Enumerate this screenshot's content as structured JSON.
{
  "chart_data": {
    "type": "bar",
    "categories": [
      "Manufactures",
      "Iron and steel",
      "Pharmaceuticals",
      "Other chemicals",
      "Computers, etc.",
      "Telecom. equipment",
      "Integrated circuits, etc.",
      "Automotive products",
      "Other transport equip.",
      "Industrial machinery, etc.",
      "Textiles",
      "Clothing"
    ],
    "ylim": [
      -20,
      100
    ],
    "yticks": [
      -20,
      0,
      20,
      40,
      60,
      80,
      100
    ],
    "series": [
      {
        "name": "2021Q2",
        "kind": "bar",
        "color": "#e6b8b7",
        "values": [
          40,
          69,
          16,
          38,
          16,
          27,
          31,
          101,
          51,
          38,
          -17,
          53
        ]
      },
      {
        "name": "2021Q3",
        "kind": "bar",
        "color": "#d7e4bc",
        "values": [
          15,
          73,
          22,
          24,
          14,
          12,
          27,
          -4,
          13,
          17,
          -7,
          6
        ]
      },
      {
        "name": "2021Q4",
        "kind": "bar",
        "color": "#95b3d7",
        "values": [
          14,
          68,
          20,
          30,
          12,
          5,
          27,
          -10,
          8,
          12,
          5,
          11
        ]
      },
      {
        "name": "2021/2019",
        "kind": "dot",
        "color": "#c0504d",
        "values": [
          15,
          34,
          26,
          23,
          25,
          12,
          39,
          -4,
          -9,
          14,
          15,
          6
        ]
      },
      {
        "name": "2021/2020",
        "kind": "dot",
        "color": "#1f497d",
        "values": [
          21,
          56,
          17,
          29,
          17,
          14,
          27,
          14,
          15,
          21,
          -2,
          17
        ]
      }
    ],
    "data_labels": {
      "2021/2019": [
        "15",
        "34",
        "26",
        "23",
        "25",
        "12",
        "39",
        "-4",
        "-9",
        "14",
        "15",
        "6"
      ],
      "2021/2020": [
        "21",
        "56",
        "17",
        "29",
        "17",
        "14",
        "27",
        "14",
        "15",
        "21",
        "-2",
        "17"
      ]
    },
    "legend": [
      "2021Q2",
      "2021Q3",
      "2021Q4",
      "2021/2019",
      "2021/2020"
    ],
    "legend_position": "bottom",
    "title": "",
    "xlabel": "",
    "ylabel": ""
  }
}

++++

» Aim of the exercise: Repeat all the records. Match each line exactly.

» Result for this task:
Enumerate this screenshot's content as structured JSON.
{
  "chart_data": {
    "type": "bar",
    "categories": [
      "Manufactures",
      "Iron and steel",
      "Pharmaceuticals",
      "Other chemicals",
      "Computers, etc.",
      "Telecom. equipment",
      "Integrated circuits, etc.",
      "Automotive products",
      "Other transport equip.",
      "Industrial machinery, etc.",
      "Textiles",
      "Clothing"
    ],
    "ylim": [
      -20,
      100
    ],
    "yticks": [
      -20,
      0,
      20,
      40,
      60,
      80,
      100
    ],
    "series": [
      {
        "name": "2021Q2",
        "kind": "bar",
        "color": "#e6b8b7",
        "values": [
          40,
          69,
          16,
          38,
          16,
          27,
          31,
          101,
          51,
          38,
          -17,
          53
        ]
      },
      {
        "name": "2021Q3",
        "kind": "bar",
        "color": "#d7e4bc",
        "values": [
          15,
          73,
          22,
          24,
          14,
          12,
          27,
          -4,
          13,
          17,
          -7,
          6
        ]
      },
      {
        "name": "2021Q4",
        "kind": "bar",
        "color": "#95b3d7",
        "values": [
          14,
          68,
          20,
          30,
          12,
          5,
          27,
          -10,
          8,
          12,
          5,
          11
        ]
      },
      {
        "name": "2021/2019",
        "kind": "dot",
        "color": "#c0504d",
        "values": [
          15,
          34,
          26,
          23,
          25,
          12,
          39,
          -4,
          -9,
          14,
          15,
          6
        ]
      },
      {
        "name": "2021/2020",
        "kind": "dot",
        "color": "#1f497d",
        "values": [
          21,
          56,
          17,
          29,
          17,
          14,
          27,
          14,
          15,
          21,
          -2,
          17
        ]
      }
    ],
    "data_labels": {
      "2021/2019": [
        "15",
        "34",
        "26",
        "23",
        "25",
        "12",
        "39",
        "-4",
        "-9",
        "14",
        "15",
        "6"
      ],
      "2021/2020": [
        "21",
        "56",
        "17",
        "29",
        "17",
        "14",
        "27",
        "14",
        "15",
        "21",
        "-2",
        "17"
      ]
    },
    "legend": [
      "2021Q2",
      "2021Q3",
      "2021Q4",
      "2021/2019",
      "2021/2020"
    ],
    "legend_position": "bottom",
    "title": "",
    "xlabel": "",
    "ylabel": ""
  }
}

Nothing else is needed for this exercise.